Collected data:
===============

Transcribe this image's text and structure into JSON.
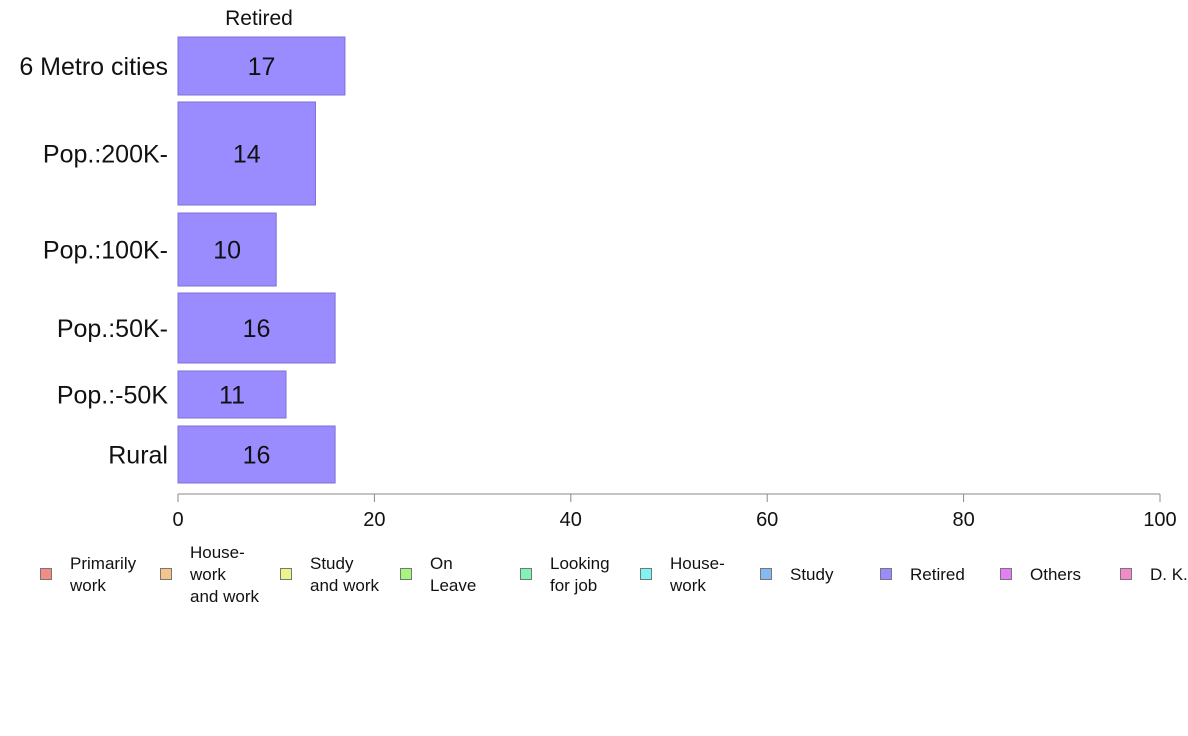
{
  "chart_data": {
    "type": "bar",
    "orientation": "horizontal",
    "title": "Retired",
    "categories": [
      "6 Metro cities",
      "Pop.:200K-",
      "Pop.:100K-",
      "Pop.:50K-",
      "Pop.:-50K",
      "Rural"
    ],
    "values": [
      17,
      14,
      10,
      16,
      11,
      16
    ],
    "bar_color": "#9a8cff",
    "xlim": [
      0,
      100
    ],
    "xticks": [
      0,
      20,
      40,
      60,
      80,
      100
    ],
    "xlabel": "",
    "ylabel": "",
    "grid": false,
    "legend_position": "bottom",
    "legend": [
      {
        "label": "Primarily\nwork",
        "color": "#f28c84"
      },
      {
        "label": "House-\nwork\nand work",
        "color": "#f5c489"
      },
      {
        "label": "Study\nand work",
        "color": "#ebf58a"
      },
      {
        "label": "On\nLeave",
        "color": "#a6f57e"
      },
      {
        "label": "Looking\nfor job",
        "color": "#7ef5b4"
      },
      {
        "label": "House-\nwork",
        "color": "#7ef5f5"
      },
      {
        "label": "Study",
        "color": "#86b8f5"
      },
      {
        "label": "Retired",
        "color": "#9a8cff"
      },
      {
        "label": "Others",
        "color": "#e47ef5"
      },
      {
        "label": "D. K.",
        "color": "#f58ac8"
      }
    ]
  }
}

===============

Using the material above, return every line exactly as it appears, minus the pictures.

Transcribe this image's text and structure into JSON.
{
  "chart_data": {
    "type": "bar",
    "orientation": "horizontal",
    "title": "Retired",
    "categories": [
      "6 Metro cities",
      "Pop.:200K-",
      "Pop.:100K-",
      "Pop.:50K-",
      "Pop.:-50K",
      "Rural"
    ],
    "values": [
      17,
      14,
      10,
      16,
      11,
      16
    ],
    "bar_color": "#9a8cff",
    "xlim": [
      0,
      100
    ],
    "xticks": [
      0,
      20,
      40,
      60,
      80,
      100
    ],
    "xlabel": "",
    "ylabel": "",
    "grid": false,
    "legend_position": "bottom",
    "legend": [
      {
        "label": "Primarily\nwork",
        "color": "#f28c84"
      },
      {
        "label": "House-\nwork\nand work",
        "color": "#f5c489"
      },
      {
        "label": "Study\nand work",
        "color": "#ebf58a"
      },
      {
        "label": "On\nLeave",
        "color": "#a6f57e"
      },
      {
        "label": "Looking\nfor job",
        "color": "#7ef5b4"
      },
      {
        "label": "House-\nwork",
        "color": "#7ef5f5"
      },
      {
        "label": "Study",
        "color": "#86b8f5"
      },
      {
        "label": "Retired",
        "color": "#9a8cff"
      },
      {
        "label": "Others",
        "color": "#e47ef5"
      },
      {
        "label": "D. K.",
        "color": "#f58ac8"
      }
    ]
  }
}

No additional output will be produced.